Work out how many lines in the data hold the word "Manual", and reply with that number only.

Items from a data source
=-=-=
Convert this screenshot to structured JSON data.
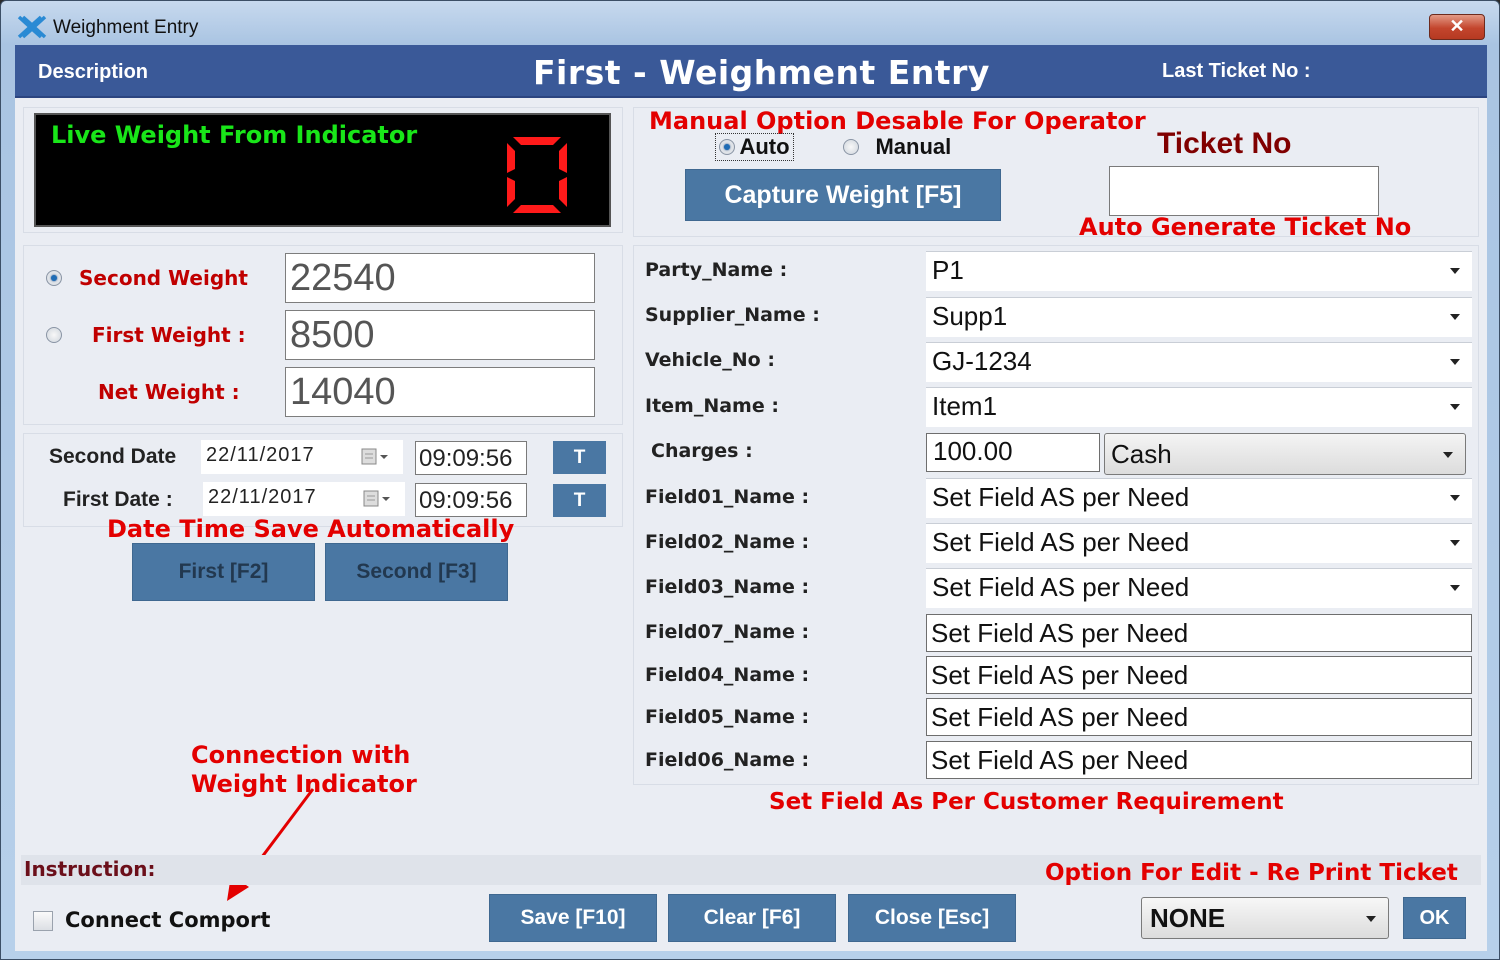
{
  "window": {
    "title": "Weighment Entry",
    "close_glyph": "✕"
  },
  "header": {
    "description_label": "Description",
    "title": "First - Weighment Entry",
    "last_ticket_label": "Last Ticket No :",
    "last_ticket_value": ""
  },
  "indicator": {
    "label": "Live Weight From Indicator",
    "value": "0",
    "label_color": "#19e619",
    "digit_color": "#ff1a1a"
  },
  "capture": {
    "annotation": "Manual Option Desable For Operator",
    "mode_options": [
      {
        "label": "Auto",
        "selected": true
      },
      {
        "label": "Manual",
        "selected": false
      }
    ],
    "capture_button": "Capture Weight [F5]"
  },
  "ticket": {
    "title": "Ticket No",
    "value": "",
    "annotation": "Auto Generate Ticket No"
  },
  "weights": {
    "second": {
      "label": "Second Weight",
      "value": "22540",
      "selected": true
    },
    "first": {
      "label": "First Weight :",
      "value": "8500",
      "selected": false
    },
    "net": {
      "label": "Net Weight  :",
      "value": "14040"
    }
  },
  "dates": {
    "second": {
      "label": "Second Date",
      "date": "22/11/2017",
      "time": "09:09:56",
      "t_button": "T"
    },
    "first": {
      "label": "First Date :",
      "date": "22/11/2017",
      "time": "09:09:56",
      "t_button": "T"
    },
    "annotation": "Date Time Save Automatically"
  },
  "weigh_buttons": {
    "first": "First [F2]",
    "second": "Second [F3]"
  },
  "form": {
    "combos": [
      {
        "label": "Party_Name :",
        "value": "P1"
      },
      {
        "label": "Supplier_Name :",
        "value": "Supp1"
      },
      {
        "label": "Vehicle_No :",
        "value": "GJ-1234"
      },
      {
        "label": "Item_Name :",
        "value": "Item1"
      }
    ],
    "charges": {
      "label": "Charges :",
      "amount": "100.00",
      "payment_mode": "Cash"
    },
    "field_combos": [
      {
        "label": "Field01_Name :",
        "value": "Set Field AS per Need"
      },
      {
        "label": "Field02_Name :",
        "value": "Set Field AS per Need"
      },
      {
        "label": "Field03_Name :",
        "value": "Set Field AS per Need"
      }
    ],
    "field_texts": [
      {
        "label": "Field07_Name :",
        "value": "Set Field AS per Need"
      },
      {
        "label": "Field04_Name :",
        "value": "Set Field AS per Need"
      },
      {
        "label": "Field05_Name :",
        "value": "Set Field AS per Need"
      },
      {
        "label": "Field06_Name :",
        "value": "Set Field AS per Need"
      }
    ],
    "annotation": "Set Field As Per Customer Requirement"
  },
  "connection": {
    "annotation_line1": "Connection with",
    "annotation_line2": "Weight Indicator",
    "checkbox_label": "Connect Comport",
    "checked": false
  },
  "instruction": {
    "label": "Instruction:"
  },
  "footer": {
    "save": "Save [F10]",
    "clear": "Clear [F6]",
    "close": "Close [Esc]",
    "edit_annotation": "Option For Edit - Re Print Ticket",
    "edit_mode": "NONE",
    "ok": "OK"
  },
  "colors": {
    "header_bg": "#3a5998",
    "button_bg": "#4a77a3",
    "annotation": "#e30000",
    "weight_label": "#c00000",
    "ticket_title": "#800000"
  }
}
=-=-=
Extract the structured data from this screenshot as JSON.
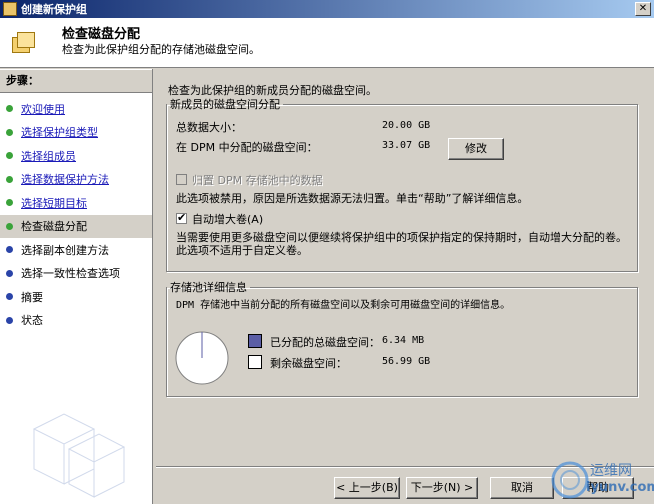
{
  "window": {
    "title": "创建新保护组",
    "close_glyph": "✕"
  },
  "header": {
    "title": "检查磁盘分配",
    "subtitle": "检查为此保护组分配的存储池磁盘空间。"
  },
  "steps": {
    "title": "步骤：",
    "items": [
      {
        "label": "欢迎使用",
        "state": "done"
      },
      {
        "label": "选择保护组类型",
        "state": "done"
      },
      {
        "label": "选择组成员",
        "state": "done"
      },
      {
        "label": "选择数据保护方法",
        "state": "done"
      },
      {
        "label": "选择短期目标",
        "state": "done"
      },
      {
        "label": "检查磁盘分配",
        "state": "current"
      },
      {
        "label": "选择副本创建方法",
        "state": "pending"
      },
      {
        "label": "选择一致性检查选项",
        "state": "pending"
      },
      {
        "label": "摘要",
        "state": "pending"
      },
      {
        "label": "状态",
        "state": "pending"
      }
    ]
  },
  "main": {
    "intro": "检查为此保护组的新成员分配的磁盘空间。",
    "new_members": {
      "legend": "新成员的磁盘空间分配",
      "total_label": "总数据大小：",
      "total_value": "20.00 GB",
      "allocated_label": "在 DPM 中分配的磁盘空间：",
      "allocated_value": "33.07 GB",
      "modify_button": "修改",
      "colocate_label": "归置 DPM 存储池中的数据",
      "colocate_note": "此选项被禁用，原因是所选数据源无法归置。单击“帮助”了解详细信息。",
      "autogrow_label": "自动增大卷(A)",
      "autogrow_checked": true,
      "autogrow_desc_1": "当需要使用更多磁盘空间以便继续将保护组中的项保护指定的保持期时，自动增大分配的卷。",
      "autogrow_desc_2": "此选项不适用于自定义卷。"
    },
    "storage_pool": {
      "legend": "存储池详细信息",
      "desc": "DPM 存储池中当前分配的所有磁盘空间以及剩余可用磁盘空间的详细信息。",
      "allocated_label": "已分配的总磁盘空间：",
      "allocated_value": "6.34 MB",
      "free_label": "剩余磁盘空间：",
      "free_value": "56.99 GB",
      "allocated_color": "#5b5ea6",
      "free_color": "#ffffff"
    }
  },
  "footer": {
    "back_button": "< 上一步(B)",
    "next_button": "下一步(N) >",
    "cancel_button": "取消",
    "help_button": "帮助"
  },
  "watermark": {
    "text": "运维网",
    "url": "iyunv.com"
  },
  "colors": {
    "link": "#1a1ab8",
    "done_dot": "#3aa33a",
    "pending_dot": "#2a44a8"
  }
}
=-=-=
- [Correct response] 2